◆ Requirement: Show all lines from the data that include the word "green".

Stored dataset items:
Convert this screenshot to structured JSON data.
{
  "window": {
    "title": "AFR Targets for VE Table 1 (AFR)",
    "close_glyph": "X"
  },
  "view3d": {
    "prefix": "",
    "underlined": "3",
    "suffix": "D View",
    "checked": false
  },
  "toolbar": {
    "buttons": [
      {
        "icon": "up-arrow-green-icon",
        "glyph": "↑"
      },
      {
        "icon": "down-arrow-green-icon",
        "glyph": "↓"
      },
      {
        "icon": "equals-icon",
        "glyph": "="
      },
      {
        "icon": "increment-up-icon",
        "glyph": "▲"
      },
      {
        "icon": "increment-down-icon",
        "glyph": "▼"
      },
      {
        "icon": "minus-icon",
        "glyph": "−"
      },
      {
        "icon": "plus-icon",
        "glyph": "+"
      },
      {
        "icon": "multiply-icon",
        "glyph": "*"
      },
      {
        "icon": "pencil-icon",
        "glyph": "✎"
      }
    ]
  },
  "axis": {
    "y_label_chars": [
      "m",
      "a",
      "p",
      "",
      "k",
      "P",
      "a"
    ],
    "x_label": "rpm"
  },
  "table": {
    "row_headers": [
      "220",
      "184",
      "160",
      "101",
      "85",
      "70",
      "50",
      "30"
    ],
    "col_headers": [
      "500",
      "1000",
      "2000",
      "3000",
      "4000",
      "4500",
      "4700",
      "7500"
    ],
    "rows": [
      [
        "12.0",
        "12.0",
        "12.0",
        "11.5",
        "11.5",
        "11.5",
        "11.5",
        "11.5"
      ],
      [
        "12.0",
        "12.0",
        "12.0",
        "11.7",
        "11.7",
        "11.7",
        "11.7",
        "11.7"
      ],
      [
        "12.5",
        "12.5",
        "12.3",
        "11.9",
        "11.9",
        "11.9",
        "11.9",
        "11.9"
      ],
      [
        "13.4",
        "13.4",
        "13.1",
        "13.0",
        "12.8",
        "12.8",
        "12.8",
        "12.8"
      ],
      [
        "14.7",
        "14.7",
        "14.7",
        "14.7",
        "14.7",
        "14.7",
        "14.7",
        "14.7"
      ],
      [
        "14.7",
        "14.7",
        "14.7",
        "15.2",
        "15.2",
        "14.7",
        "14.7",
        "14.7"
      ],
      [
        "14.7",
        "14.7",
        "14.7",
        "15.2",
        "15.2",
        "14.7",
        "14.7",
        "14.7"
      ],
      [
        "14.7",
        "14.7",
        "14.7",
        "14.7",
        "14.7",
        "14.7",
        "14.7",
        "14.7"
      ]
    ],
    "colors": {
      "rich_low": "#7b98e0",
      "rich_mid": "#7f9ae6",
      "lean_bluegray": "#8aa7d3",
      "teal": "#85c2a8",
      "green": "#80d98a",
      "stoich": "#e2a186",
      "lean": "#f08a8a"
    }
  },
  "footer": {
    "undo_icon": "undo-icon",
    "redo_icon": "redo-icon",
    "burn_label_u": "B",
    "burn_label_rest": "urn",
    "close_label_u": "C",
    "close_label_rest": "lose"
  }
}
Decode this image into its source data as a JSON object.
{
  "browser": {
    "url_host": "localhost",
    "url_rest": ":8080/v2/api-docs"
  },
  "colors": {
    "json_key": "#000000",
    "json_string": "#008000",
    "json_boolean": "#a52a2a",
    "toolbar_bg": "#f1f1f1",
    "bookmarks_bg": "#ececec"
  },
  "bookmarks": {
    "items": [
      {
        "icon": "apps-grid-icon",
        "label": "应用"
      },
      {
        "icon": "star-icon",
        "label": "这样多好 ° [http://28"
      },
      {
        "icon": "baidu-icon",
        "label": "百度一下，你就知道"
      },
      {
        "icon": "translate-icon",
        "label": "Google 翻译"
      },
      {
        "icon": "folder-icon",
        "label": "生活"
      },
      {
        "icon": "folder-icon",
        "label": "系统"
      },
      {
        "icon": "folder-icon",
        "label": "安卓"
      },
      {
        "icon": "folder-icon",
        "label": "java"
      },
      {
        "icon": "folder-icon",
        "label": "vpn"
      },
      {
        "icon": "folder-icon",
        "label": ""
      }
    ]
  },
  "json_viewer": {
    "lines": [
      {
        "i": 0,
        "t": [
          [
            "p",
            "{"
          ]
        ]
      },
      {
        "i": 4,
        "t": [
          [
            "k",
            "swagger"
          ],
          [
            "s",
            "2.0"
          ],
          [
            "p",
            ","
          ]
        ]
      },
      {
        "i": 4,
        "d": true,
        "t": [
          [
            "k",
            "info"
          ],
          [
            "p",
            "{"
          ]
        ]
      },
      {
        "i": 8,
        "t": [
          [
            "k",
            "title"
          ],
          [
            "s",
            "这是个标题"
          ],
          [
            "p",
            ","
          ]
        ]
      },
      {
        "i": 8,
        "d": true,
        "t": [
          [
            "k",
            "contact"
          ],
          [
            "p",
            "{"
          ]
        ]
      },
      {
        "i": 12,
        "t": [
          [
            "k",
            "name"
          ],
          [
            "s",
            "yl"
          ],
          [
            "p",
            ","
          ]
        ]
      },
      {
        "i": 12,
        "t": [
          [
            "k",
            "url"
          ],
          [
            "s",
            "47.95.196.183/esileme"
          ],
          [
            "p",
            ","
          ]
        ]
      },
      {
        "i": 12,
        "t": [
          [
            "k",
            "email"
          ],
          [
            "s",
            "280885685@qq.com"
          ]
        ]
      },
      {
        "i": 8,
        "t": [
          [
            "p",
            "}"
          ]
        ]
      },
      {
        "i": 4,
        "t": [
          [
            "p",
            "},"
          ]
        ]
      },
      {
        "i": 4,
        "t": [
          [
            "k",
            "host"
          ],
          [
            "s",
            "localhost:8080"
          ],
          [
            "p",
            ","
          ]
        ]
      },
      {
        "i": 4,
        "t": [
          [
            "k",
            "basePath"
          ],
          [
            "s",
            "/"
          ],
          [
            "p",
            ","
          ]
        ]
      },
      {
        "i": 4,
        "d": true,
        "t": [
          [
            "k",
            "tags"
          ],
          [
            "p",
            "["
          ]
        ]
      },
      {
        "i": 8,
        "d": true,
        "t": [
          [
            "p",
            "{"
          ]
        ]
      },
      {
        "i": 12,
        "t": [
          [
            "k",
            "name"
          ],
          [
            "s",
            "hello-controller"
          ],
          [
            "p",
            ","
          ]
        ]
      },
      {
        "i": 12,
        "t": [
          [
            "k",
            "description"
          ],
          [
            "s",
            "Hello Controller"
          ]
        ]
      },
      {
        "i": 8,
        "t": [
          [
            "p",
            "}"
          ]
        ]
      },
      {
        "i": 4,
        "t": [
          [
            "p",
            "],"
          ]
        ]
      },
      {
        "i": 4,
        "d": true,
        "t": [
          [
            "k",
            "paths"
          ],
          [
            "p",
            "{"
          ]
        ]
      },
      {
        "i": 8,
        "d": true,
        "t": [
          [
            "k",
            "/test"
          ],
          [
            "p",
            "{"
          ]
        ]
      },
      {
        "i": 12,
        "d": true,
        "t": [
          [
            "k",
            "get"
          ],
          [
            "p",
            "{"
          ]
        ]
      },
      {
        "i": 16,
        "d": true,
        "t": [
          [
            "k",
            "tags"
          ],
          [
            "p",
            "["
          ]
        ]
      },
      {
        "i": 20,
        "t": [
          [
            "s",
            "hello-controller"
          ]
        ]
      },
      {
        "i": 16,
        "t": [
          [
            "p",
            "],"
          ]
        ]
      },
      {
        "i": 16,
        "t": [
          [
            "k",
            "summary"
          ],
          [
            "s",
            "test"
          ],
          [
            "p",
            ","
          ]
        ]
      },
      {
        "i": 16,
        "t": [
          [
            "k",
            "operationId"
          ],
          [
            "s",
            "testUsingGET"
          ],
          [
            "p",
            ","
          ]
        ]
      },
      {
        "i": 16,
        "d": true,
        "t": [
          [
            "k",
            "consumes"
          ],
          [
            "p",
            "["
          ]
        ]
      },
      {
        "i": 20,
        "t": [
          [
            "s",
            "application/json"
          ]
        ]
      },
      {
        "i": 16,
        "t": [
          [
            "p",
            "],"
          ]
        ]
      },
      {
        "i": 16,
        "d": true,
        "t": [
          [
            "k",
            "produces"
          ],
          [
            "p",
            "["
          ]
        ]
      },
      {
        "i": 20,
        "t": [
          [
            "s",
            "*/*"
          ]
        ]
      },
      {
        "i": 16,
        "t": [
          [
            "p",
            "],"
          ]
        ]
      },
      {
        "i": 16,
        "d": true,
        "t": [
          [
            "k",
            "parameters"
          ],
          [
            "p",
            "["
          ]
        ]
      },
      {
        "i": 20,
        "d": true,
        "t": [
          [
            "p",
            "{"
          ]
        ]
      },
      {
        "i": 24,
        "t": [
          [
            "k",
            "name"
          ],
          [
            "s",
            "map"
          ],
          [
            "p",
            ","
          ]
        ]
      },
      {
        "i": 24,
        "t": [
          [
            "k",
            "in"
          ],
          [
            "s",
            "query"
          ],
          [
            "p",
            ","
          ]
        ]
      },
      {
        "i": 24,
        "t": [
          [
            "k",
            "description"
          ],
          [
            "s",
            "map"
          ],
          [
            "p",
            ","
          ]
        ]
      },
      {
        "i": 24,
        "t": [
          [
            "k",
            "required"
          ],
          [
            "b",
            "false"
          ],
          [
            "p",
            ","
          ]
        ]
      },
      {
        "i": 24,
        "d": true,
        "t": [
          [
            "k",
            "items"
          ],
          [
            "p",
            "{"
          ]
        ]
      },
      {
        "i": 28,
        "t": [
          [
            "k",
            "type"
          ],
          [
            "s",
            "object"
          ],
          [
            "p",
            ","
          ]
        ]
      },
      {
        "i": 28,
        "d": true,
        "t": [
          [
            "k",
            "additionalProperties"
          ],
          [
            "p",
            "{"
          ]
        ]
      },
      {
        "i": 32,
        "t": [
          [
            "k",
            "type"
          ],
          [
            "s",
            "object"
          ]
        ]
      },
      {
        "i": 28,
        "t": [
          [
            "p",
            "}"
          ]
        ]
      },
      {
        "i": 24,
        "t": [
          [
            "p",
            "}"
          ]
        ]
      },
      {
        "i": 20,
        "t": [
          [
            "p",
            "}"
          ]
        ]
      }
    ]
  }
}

◆ Output below:
        "icon": "up-arrow-green-icon",
        "icon": "down-arrow-green-icon",
      "green": "#80d98a",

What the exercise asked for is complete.